>> start Exercise material
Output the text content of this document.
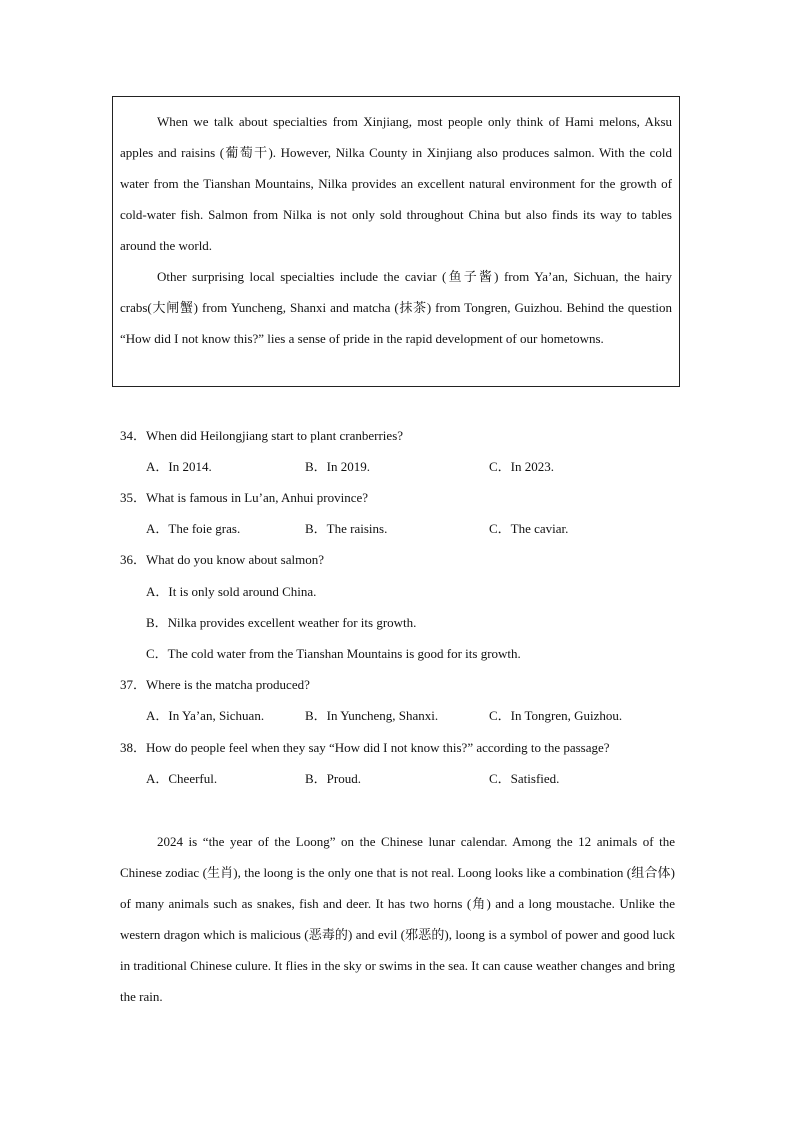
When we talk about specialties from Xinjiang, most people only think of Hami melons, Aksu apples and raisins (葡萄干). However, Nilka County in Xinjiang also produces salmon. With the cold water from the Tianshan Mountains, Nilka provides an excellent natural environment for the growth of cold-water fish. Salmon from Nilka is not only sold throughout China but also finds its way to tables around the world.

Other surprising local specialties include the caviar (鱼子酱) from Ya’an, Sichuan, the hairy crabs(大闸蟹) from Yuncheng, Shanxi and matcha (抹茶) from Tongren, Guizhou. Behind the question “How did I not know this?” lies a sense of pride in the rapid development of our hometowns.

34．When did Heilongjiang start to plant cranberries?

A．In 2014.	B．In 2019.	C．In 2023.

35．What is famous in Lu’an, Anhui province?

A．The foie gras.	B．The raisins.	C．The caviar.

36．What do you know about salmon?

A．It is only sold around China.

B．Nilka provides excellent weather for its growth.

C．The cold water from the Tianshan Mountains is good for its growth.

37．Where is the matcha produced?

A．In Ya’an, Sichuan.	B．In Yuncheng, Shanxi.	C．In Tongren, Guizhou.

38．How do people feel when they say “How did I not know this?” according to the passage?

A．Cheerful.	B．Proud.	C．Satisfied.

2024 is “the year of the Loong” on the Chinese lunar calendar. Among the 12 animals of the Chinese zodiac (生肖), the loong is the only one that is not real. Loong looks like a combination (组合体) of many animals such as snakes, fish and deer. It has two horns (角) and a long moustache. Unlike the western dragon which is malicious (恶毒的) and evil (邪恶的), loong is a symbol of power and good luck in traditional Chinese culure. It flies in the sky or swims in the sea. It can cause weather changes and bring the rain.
>> end Exercise material
>> start Exercise material
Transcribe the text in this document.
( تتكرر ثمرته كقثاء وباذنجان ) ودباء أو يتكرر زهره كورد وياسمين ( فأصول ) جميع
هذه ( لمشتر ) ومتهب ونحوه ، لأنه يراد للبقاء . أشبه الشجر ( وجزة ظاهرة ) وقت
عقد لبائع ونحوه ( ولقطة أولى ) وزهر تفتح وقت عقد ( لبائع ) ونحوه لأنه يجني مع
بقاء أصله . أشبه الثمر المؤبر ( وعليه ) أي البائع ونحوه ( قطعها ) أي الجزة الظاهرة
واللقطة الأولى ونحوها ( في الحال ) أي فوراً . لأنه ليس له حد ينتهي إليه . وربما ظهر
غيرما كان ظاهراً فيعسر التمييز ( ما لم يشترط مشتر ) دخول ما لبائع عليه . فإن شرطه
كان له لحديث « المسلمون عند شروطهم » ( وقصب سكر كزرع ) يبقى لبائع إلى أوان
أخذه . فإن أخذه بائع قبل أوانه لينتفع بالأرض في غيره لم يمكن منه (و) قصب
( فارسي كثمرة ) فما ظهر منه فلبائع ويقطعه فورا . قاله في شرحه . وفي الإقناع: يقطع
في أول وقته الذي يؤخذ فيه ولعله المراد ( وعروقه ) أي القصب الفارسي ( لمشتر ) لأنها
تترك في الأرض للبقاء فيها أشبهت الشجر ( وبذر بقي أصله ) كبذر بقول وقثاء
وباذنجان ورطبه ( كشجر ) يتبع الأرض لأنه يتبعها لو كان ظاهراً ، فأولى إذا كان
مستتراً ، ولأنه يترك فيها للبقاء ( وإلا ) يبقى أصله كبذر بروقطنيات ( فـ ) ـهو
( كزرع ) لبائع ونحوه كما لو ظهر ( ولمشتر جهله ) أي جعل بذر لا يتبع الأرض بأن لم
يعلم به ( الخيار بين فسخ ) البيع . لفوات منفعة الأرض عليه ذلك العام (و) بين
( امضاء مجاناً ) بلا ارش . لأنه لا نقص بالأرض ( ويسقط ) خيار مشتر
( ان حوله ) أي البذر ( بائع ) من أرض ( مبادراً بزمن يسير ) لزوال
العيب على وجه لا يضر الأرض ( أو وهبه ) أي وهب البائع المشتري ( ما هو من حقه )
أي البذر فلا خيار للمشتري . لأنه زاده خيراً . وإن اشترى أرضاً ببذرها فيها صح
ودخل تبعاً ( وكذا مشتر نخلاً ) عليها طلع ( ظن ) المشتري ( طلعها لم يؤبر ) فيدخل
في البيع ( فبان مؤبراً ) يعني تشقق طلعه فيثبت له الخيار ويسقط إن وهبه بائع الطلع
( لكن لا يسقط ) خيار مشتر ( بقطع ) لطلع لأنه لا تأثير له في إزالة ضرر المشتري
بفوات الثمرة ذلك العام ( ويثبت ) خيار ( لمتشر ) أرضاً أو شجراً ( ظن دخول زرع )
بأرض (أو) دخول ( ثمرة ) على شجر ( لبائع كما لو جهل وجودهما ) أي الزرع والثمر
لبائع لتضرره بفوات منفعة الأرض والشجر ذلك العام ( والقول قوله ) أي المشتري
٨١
>> end Exercise material
▶ _Your task_
Copy every line of the records above that contains "Tongren".

▶ _Task result_
Other surprising local specialties include the caviar (鱼子酱) from Ya’an, Sichuan, the hairy crabs(大闸蟹) from Yuncheng, Shanxi and matcha (抹茶) from Tongren, Guizhou. Behind the question “How did I not know this?” lies a sense of pride in the rapid development of our hometowns.
A．In Ya’an, Sichuan.	B．In Yuncheng, Shanxi.	C．In Tongren, Guizhou.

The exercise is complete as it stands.